(Records from a data source)
-.-.-

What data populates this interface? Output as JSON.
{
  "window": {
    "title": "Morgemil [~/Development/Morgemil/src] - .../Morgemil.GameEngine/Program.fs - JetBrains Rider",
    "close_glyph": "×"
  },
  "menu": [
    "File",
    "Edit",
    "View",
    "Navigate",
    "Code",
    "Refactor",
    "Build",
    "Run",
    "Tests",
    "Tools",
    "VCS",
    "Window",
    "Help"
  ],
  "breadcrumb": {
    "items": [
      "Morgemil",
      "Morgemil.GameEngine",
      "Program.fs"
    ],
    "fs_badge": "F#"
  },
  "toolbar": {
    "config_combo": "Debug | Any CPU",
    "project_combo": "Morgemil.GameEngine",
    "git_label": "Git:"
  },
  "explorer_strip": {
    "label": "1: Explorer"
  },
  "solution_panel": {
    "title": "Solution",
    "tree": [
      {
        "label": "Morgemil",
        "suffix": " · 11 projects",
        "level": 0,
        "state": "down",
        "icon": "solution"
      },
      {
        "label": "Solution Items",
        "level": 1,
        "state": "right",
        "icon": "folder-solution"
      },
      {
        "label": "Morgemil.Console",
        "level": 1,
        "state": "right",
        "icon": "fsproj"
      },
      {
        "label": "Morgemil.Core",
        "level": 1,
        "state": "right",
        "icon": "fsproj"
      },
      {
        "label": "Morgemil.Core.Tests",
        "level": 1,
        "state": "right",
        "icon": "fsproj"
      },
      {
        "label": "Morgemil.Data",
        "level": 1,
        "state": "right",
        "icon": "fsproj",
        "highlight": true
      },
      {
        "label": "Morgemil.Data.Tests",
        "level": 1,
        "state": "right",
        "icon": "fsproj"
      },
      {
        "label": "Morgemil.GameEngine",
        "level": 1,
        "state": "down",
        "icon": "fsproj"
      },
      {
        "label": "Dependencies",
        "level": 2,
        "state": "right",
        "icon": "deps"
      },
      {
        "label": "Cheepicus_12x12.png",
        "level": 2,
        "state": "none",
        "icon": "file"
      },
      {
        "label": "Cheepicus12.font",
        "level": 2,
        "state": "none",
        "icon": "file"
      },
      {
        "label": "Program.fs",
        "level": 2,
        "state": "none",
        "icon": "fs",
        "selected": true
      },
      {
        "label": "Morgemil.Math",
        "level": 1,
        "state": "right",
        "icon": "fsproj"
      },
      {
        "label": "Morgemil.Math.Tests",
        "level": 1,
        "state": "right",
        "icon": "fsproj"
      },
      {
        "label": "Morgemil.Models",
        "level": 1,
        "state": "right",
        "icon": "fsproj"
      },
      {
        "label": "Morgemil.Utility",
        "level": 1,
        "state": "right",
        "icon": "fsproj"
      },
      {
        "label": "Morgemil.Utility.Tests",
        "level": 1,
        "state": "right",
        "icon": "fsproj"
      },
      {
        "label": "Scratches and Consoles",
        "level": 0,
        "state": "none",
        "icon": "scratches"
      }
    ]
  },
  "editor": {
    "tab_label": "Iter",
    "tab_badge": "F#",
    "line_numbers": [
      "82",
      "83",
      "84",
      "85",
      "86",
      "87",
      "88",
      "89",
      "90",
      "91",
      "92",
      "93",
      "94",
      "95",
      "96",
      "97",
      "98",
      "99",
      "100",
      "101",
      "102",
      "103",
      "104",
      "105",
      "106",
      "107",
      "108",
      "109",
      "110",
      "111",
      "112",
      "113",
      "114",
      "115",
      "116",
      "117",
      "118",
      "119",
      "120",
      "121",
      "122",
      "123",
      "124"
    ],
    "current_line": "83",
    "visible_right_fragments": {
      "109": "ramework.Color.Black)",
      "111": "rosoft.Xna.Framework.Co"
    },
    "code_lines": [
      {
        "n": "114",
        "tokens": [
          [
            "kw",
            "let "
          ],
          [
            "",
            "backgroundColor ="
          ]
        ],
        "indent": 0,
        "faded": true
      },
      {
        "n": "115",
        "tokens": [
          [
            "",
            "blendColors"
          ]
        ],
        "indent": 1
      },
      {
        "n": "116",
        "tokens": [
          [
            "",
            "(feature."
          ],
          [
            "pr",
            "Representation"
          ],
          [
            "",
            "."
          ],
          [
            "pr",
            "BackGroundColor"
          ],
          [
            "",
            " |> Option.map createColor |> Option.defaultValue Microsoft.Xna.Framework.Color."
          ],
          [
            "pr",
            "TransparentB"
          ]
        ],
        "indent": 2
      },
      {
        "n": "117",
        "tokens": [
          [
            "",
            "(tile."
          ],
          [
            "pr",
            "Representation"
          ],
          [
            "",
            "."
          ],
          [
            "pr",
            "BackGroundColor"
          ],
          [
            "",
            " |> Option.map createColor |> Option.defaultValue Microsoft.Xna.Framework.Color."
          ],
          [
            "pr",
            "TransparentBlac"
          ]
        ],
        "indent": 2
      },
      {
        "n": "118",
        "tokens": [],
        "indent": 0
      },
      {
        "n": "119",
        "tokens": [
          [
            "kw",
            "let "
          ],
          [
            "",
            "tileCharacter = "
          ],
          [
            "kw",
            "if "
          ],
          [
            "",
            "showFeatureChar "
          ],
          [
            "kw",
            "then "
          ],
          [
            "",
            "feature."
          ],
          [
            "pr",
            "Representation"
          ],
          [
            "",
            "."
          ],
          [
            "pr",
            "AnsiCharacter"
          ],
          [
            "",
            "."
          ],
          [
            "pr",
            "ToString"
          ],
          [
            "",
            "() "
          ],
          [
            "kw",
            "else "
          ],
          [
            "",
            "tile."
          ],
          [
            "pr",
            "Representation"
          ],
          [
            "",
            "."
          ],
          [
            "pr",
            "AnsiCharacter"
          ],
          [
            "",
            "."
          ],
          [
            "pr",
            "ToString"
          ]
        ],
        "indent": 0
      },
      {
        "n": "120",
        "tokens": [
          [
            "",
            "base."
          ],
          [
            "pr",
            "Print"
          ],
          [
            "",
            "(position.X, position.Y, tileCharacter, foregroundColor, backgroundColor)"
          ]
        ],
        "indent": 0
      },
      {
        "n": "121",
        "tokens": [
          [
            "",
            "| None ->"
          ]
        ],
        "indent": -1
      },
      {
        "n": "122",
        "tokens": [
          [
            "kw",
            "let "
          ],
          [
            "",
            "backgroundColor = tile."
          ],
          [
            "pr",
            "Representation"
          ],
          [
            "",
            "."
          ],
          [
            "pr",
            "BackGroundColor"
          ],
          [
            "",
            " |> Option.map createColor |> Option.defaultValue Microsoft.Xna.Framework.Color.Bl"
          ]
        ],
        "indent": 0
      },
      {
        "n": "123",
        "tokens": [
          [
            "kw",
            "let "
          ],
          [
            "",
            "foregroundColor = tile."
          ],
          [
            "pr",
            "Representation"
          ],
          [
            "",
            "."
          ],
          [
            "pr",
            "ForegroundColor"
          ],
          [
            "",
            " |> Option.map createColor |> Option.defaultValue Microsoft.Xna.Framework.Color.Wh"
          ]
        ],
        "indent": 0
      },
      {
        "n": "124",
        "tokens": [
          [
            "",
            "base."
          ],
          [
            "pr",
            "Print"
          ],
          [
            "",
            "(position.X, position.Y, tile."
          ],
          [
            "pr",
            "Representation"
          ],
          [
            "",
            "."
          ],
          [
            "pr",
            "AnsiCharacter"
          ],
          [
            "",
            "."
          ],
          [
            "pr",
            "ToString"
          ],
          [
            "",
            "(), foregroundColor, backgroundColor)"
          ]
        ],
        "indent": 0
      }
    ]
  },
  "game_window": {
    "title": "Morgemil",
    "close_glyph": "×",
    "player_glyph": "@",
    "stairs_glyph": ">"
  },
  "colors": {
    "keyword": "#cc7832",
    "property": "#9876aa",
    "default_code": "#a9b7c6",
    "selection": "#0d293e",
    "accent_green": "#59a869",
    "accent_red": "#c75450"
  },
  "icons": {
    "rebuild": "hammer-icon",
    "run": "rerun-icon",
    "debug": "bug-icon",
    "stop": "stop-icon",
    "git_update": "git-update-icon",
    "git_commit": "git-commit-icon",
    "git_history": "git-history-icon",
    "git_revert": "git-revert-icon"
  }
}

-.-.-

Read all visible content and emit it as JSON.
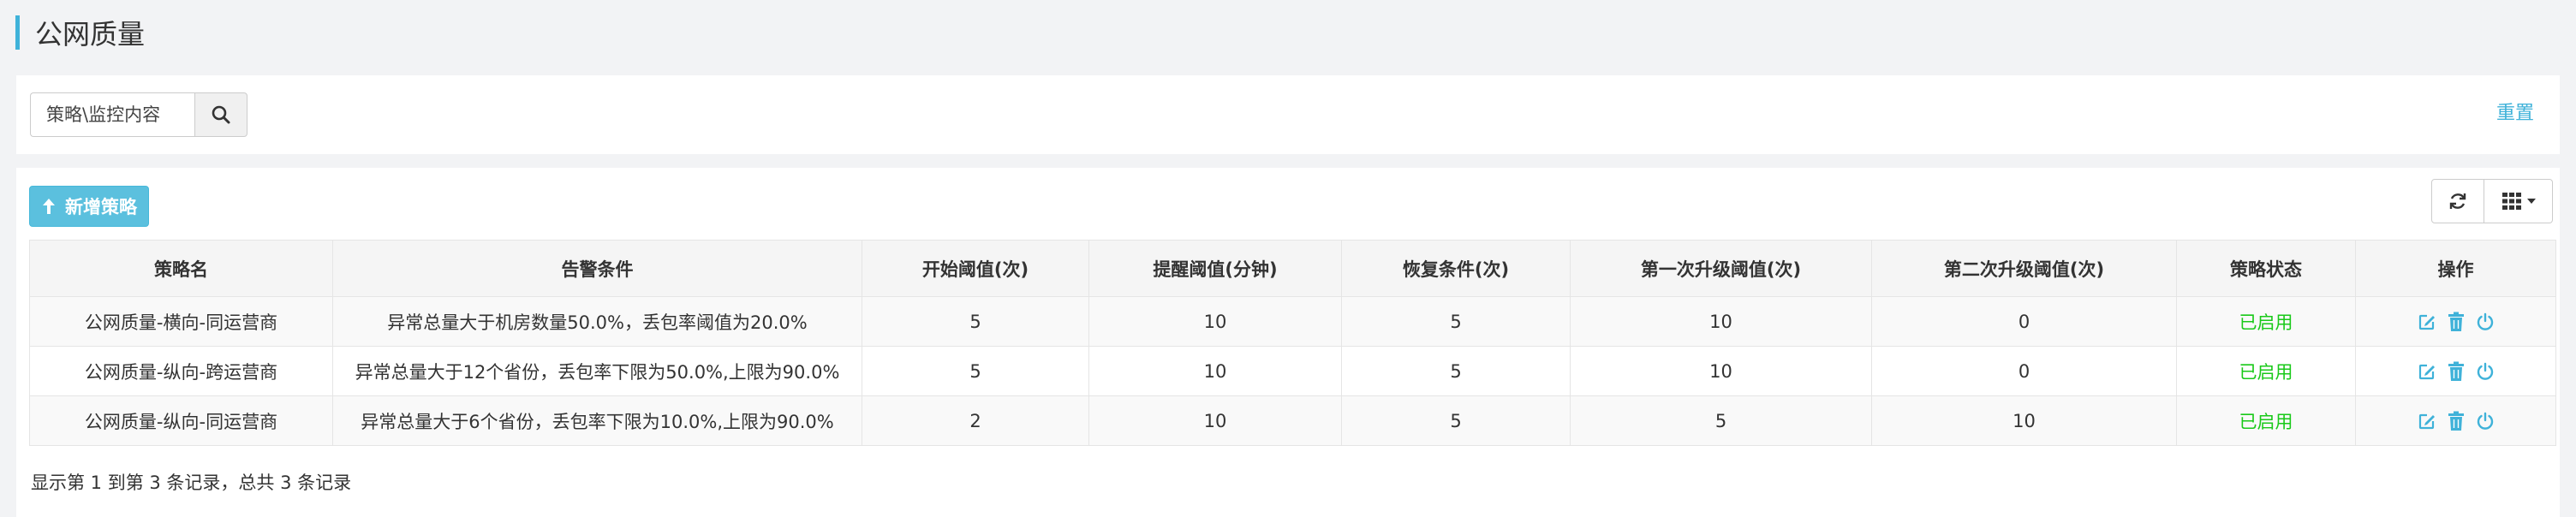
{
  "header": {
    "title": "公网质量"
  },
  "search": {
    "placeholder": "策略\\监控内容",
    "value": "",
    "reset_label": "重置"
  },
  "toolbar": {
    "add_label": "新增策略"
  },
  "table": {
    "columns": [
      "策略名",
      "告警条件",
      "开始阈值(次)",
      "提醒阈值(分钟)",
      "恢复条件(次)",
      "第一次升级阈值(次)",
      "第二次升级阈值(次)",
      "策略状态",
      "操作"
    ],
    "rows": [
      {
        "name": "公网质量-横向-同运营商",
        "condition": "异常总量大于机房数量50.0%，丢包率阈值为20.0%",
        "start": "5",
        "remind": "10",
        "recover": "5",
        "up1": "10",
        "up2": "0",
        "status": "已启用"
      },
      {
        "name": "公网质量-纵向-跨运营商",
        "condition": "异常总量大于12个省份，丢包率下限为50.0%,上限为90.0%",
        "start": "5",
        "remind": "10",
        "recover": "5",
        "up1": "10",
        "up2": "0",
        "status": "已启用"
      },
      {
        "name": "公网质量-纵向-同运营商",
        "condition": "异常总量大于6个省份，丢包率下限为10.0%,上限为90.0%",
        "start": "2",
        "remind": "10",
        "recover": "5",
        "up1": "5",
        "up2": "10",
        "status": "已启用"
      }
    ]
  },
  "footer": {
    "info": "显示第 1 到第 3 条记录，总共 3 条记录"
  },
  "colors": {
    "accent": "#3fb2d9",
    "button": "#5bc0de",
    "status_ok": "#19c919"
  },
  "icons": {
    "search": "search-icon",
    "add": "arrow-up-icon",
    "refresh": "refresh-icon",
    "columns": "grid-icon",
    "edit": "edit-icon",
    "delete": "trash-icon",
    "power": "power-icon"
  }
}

-.-.-

▶ Direction
From the listing, copy every line where the string "condition" appears.

▶ Response below
        "condition": "异常总量大于机房数量50.0%，丢包率阈值为20.0%",
        "condition": "异常总量大于12个省份，丢包率下限为50.0%,上限为90.0%",
        "condition": "异常总量大于6个省份，丢包率下限为10.0%,上限为90.0%",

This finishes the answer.